BEGIN Exercise materials
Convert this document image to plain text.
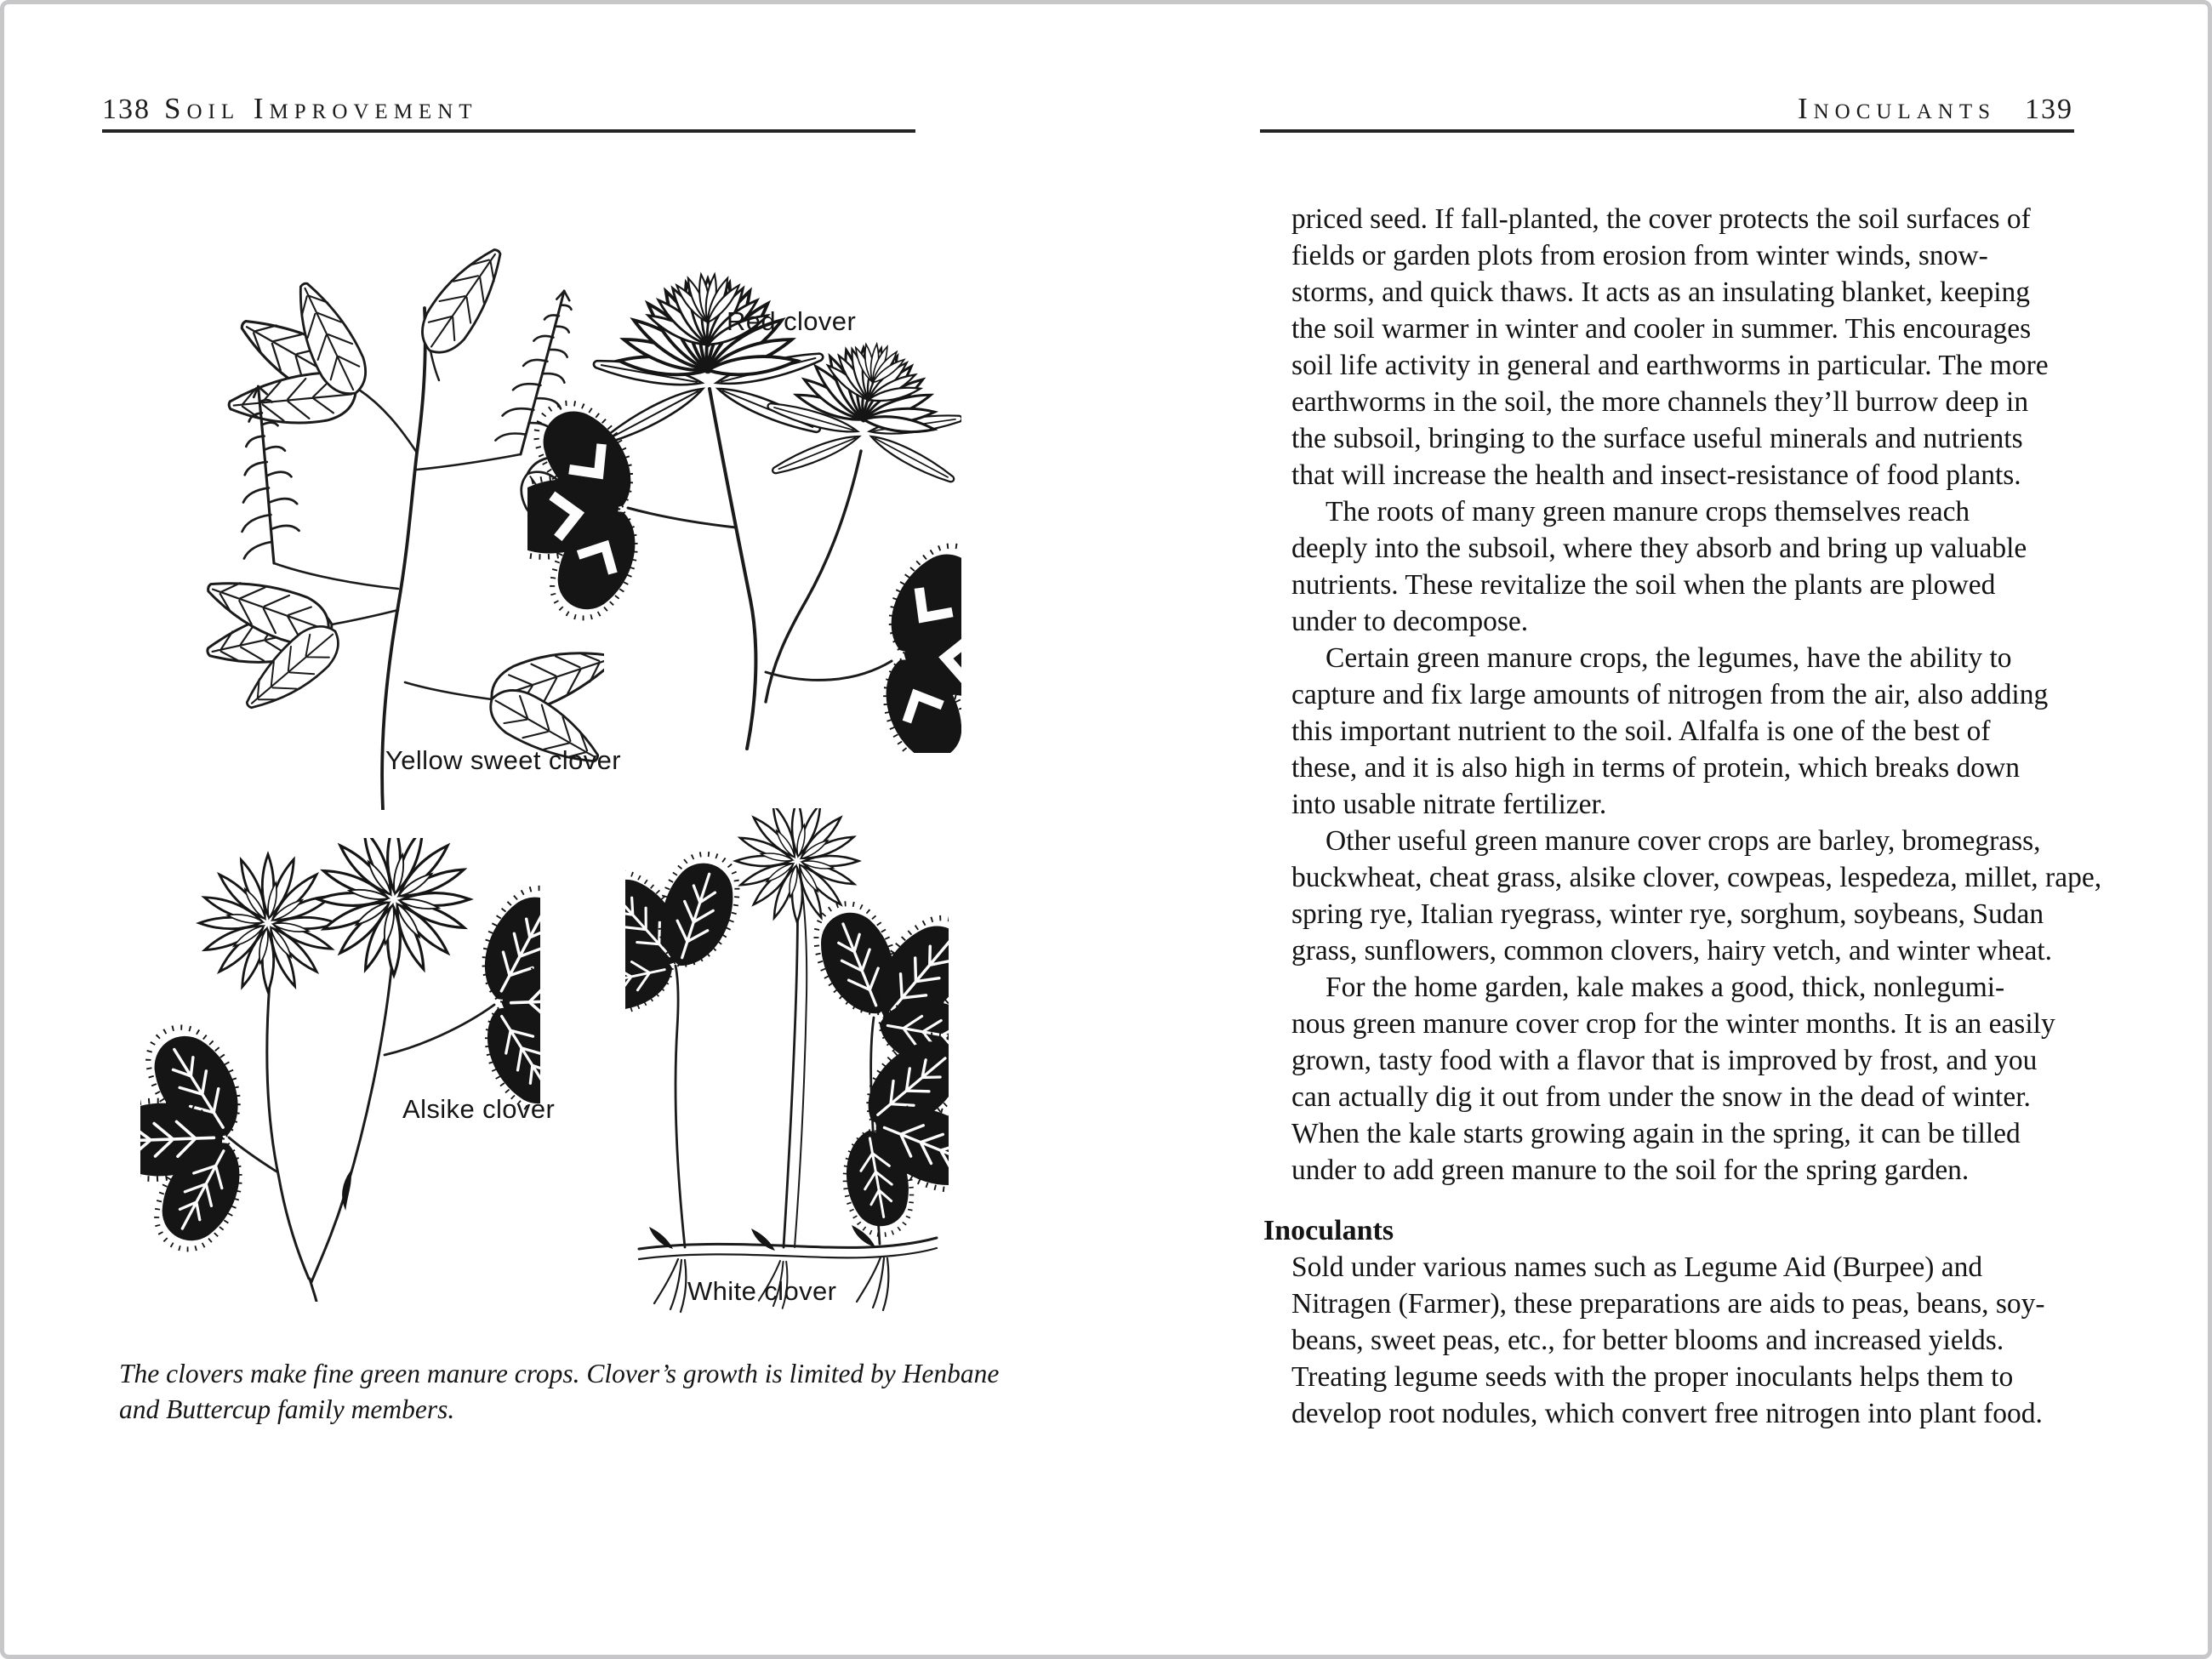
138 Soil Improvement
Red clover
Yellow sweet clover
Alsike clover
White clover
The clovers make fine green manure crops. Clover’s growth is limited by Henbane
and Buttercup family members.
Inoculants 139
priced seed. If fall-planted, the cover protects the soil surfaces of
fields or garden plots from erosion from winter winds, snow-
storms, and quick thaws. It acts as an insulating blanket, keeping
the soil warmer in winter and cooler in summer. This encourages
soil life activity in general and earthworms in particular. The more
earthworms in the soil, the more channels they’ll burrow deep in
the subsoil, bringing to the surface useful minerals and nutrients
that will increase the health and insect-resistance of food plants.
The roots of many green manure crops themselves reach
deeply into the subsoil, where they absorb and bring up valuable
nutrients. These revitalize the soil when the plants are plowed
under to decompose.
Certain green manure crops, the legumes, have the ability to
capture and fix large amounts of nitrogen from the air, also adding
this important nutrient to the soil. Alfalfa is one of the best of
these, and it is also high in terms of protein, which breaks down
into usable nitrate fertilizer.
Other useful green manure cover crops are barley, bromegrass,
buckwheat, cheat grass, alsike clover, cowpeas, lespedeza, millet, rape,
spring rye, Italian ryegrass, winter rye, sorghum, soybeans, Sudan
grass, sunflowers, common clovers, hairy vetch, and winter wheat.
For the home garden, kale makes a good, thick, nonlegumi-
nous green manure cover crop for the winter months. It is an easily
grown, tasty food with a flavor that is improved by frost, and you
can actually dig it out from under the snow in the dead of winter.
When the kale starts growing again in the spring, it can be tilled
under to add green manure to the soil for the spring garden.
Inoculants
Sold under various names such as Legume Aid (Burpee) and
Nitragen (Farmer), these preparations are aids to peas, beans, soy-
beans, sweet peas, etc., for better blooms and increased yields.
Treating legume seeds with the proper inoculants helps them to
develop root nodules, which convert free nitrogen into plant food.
END Exercise materials
BEGIN Exercise materials
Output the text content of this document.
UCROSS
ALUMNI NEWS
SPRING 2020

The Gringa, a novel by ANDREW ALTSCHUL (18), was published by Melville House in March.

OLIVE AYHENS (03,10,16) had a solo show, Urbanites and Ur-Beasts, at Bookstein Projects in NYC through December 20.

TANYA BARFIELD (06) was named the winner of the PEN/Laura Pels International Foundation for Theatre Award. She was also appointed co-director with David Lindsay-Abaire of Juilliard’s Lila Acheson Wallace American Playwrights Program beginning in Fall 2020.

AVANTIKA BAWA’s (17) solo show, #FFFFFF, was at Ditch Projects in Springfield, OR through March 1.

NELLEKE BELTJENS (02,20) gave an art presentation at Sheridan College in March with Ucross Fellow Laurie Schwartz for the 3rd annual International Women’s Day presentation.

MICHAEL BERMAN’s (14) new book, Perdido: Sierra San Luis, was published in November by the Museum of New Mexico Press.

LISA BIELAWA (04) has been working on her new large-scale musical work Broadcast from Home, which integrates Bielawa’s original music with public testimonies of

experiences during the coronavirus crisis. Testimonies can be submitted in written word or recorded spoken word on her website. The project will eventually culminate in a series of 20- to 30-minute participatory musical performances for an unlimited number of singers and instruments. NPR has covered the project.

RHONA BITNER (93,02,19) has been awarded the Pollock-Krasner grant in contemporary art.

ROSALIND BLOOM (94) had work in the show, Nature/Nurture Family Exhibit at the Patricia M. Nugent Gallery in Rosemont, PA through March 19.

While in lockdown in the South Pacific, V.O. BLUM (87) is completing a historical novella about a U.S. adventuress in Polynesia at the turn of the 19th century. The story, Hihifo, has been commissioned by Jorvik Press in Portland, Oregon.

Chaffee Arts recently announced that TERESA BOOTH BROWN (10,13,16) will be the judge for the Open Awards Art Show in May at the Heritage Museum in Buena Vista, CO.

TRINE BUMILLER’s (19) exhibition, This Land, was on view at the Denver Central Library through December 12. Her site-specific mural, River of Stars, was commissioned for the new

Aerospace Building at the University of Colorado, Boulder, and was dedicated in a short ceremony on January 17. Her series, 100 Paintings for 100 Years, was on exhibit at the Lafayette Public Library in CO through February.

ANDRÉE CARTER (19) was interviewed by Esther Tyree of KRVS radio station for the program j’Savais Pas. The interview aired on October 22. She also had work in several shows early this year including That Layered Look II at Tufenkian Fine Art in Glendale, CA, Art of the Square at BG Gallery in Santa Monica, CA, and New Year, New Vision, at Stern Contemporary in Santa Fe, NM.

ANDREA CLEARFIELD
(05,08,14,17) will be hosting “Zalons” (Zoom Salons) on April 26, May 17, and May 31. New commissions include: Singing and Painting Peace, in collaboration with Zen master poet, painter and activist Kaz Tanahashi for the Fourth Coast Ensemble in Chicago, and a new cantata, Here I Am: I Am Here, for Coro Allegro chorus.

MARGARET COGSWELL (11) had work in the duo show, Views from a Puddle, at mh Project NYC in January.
END Exercise materials
= Required action =
Every line above that holds "winter" should be copied out.

= Response for this exercise =
fields or garden plots from erosion from winter winds, snow-
the soil warmer in winter and cooler in summer. This encourages
spring rye, Italian ryegrass, winter rye, sorghum, soybeans, Sudan
grass, sunflowers, common clovers, hairy vetch, and winter wheat.
nous green manure cover crop for the winter months. It is an easily
can actually dig it out from under the snow in the dead of winter.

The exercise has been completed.